Problem statement: Each entry below has to be written out again without any change.

= = =

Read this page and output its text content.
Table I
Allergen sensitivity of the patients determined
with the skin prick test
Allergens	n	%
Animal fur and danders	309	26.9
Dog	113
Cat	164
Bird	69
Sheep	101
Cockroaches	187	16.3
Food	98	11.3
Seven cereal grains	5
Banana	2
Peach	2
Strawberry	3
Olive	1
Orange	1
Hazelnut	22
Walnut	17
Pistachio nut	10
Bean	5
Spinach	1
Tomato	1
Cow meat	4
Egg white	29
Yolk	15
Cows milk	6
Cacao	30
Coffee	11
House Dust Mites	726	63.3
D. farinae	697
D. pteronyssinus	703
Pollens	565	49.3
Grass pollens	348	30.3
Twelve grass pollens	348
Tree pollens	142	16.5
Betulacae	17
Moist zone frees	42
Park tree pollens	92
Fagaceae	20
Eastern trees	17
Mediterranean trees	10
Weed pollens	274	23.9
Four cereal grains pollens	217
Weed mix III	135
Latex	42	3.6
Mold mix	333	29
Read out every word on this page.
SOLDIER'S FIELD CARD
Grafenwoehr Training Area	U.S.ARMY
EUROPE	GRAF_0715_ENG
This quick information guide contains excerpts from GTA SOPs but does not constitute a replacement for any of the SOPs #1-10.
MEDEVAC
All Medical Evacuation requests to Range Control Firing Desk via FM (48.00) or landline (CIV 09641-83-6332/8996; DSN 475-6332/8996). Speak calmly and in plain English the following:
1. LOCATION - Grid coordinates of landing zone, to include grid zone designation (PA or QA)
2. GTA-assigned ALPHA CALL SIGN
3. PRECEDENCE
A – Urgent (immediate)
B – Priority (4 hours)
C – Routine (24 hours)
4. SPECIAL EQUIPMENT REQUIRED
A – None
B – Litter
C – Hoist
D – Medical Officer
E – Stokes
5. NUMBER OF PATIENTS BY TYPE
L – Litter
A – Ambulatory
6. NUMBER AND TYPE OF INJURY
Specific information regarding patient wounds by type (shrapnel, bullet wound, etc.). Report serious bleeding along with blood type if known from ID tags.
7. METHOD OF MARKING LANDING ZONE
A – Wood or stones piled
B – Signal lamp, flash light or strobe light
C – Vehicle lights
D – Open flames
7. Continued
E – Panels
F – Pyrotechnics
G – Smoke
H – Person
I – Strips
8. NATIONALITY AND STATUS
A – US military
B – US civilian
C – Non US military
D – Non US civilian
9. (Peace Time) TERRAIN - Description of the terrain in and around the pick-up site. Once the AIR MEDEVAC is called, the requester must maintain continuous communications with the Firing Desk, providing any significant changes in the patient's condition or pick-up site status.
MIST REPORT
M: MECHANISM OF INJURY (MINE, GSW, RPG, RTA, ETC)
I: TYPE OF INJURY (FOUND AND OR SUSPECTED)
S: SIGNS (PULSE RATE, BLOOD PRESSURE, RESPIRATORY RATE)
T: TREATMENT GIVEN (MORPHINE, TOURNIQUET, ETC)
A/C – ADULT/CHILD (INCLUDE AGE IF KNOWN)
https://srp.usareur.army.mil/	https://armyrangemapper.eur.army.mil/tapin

= = =

Output:
Read this page and output its text content.
Table I
Allergen sensitivity of the patients determined
with the skin prick test
Allergens	n	%
Animal fur and danders	309	26.9
Dog	113
Cat	164
Bird	69
Sheep	101
Cockroaches	187	16.3
Food	98	11.3
Seven cereal grains	5
Banana	2
Peach	2
Strawberry	3
Olive	1
Orange	1
Hazelnut	22
Walnut	17
Pistachio nut	10
Bean	5
Spinach	1
Tomato	1
Cow meat	4
Egg white	29
Yolk	15
Cows milk	6
Cacao	30
Coffee	11
House Dust Mites	726	63.3
D. farinae	697
D. pteronyssinus	703
Pollens	565	49.3
Grass pollens	348	30.3
Twelve grass pollens	348
Tree pollens	142	16.5
Betulacae	17
Moist zone frees	42
Park tree pollens	92
Fagaceae	20
Eastern trees	17
Mediterranean trees	10
Weed pollens	274	23.9
Four cereal grains pollens	217
Weed mix III	135
Latex	42	3.6
Mold mix	333	29
Read out every word on this page.
SOLDIER'S FIELD CARD
Grafenwoehr Training Area	U.S.ARMY
EUROPE	GRAF_0715_ENG
This quick information guide contains excerpts from GTA SOPs but does not constitute a replacement for any of the SOPs #1-10.
MEDEVAC
All Medical Evacuation requests to Range Control Firing Desk via FM (48.00) or landline (CIV 09641-83-6332/8996; DSN 475-6332/8996). Speak calmly and in plain English the following:
1. LOCATION - Grid coordinates of landing zone, to include grid zone designation (PA or QA)
2. GTA-assigned ALPHA CALL SIGN
3. PRECEDENCE
A – Urgent (immediate)
B – Priority (4 hours)
C – Routine (24 hours)
4. SPECIAL EQUIPMENT REQUIRED
A – None
B – Litter
C – Hoist
D – Medical Officer
E – Stokes
5. NUMBER OF PATIENTS BY TYPE
L – Litter
A – Ambulatory
6. NUMBER AND TYPE OF INJURY
Specific information regarding patient wounds by type (shrapnel, bullet wound, etc.). Report serious bleeding along with blood type if known from ID tags.
7. METHOD OF MARKING LANDING ZONE
A – Wood or stones piled
B – Signal lamp, flash light or strobe light
C – Vehicle lights
D – Open flames
7. Continued
E – Panels
F – Pyrotechnics
G – Smoke
H – Person
I – Strips
8. NATIONALITY AND STATUS
A – US military
B – US civilian
C – Non US military
D – Non US civilian
9. (Peace Time) TERRAIN - Description of the terrain in and around the pick-up site. Once the AIR MEDEVAC is called, the requester must maintain continuous communications with the Firing Desk, providing any significant changes in the patient's condition or pick-up site status.
MIST REPORT
M: MECHANISM OF INJURY (MINE, GSW, RPG, RTA, ETC)
I: TYPE OF INJURY (FOUND AND OR SUSPECTED)
S: SIGNS (PULSE RATE, BLOOD PRESSURE, RESPIRATORY RATE)
T: TREATMENT GIVEN (MORPHINE, TOURNIQUET, ETC)
A/C – ADULT/CHILD (INCLUDE AGE IF KNOWN)
https://srp.usareur.army.mil/	https://armyrangemapper.eur.army.mil/tapin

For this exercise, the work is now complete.